Dataset items:
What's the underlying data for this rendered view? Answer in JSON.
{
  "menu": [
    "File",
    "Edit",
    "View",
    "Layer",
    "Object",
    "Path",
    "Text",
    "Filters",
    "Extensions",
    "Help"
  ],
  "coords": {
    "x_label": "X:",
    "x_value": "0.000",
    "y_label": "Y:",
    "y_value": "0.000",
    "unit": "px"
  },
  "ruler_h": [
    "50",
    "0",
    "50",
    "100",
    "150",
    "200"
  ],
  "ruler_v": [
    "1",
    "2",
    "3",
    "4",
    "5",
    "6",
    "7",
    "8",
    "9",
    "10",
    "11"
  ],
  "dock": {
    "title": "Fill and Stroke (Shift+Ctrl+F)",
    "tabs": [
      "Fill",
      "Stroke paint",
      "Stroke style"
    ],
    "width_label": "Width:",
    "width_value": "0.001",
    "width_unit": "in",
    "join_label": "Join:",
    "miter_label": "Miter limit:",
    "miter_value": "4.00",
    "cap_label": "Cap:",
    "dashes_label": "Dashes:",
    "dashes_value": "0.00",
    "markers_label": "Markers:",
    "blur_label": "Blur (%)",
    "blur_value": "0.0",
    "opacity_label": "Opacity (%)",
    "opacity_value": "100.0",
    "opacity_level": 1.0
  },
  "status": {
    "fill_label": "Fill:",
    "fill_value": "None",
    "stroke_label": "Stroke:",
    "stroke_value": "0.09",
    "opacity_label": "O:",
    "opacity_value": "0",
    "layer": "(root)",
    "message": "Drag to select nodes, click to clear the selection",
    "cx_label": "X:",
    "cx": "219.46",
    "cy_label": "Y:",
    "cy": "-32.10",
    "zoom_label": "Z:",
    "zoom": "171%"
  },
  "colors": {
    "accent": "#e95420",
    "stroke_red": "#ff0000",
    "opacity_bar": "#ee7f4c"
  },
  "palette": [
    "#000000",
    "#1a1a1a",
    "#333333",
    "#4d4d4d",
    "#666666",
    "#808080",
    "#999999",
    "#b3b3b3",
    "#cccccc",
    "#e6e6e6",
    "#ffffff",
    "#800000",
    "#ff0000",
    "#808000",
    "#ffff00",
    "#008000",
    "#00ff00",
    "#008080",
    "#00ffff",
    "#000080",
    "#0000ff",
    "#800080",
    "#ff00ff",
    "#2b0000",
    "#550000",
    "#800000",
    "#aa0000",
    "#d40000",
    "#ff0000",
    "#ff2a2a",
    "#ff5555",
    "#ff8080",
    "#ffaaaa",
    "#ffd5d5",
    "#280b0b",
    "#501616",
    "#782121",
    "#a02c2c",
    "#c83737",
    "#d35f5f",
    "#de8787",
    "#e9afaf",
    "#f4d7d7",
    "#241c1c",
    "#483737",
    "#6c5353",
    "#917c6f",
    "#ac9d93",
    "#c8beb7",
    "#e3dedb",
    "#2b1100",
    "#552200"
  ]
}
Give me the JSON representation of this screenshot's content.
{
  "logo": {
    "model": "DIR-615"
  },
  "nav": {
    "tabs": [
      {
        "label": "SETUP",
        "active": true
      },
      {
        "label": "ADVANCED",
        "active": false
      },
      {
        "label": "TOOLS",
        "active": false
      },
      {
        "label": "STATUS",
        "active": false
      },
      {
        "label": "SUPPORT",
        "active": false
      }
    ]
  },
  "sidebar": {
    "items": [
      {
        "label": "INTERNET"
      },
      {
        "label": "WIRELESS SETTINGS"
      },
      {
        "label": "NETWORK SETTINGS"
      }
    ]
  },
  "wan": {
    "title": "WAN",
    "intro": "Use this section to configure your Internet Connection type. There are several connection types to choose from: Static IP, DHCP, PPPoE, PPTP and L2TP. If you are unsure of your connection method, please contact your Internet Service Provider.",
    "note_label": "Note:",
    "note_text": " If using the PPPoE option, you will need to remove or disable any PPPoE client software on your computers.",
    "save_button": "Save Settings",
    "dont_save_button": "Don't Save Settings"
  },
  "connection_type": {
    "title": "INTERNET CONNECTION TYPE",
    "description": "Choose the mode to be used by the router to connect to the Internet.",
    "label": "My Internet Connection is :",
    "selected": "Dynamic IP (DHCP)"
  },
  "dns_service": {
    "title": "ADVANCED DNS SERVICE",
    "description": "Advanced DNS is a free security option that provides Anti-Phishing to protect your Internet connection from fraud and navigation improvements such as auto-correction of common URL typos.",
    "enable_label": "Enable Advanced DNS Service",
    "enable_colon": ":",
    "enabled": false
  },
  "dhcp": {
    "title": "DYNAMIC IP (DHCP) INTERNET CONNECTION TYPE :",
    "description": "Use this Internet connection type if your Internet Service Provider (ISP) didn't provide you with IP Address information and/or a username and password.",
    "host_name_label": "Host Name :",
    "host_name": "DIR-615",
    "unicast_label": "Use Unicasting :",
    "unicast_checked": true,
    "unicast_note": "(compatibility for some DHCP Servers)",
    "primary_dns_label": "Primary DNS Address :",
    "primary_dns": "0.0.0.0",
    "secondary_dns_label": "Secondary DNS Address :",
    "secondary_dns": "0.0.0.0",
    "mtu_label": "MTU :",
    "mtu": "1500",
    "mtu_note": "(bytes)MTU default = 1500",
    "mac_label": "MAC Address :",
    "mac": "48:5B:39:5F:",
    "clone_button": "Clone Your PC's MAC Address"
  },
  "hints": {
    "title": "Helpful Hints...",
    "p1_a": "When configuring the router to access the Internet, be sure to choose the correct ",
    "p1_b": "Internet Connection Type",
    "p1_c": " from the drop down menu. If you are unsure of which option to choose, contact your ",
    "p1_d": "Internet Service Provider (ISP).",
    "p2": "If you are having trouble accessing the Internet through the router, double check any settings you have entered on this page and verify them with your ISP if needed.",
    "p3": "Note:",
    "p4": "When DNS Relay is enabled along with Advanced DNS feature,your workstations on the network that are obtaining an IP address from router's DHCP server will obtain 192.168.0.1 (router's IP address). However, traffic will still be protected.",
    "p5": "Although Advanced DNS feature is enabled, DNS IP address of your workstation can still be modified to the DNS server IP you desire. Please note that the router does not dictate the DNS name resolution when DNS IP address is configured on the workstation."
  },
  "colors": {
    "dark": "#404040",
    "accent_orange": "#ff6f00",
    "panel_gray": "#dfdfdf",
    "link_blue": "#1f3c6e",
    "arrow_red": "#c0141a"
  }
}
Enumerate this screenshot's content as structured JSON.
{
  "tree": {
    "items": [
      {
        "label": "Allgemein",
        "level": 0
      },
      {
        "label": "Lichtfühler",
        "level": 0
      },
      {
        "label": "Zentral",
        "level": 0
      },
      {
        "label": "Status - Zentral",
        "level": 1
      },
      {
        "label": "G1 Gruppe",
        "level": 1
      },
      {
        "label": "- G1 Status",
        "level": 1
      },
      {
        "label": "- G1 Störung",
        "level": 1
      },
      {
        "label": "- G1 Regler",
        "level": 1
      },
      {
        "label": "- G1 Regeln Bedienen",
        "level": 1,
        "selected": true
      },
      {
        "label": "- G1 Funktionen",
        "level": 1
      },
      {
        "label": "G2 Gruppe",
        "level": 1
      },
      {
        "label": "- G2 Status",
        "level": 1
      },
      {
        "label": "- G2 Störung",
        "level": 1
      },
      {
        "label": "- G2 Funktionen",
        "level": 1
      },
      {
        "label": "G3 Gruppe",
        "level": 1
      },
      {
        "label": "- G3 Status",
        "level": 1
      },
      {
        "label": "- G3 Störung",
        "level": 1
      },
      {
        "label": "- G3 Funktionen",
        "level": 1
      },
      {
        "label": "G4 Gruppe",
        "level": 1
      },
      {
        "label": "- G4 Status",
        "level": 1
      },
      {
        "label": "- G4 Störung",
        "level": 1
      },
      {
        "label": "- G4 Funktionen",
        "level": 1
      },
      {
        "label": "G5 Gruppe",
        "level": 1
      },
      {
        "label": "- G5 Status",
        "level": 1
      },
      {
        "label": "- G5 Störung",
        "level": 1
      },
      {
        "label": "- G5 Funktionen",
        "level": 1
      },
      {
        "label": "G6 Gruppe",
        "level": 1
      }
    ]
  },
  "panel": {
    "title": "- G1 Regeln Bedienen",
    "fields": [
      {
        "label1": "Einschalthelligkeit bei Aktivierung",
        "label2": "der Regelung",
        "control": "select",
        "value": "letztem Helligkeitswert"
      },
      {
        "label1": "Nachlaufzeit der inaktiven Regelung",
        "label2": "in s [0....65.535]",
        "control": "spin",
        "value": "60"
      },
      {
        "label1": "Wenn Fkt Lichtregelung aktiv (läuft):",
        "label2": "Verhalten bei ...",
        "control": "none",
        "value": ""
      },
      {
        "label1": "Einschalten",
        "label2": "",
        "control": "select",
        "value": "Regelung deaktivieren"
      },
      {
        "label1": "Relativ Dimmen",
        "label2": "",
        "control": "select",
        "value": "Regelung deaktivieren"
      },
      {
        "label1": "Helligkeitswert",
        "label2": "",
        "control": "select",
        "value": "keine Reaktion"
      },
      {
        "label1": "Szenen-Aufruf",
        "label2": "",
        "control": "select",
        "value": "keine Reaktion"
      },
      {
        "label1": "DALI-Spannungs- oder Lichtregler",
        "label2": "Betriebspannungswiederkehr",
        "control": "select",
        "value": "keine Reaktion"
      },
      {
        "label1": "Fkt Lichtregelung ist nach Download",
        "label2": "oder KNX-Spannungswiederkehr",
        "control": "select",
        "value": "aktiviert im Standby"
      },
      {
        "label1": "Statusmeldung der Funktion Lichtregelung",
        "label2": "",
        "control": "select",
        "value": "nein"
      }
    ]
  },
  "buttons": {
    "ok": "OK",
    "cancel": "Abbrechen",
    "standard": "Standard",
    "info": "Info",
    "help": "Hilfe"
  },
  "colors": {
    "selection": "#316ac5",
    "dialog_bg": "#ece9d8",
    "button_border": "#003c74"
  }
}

**What you need to do:**
Extract, from the listing above, every line where the string "Gruppe" occurs.

**Result for this exercise:**
        "label": "G1 Gruppe",
        "label": "G2 Gruppe",
        "label": "G3 Gruppe",
        "label": "G4 Gruppe",
        "label": "G5 Gruppe",
        "label": "G6 Gruppe",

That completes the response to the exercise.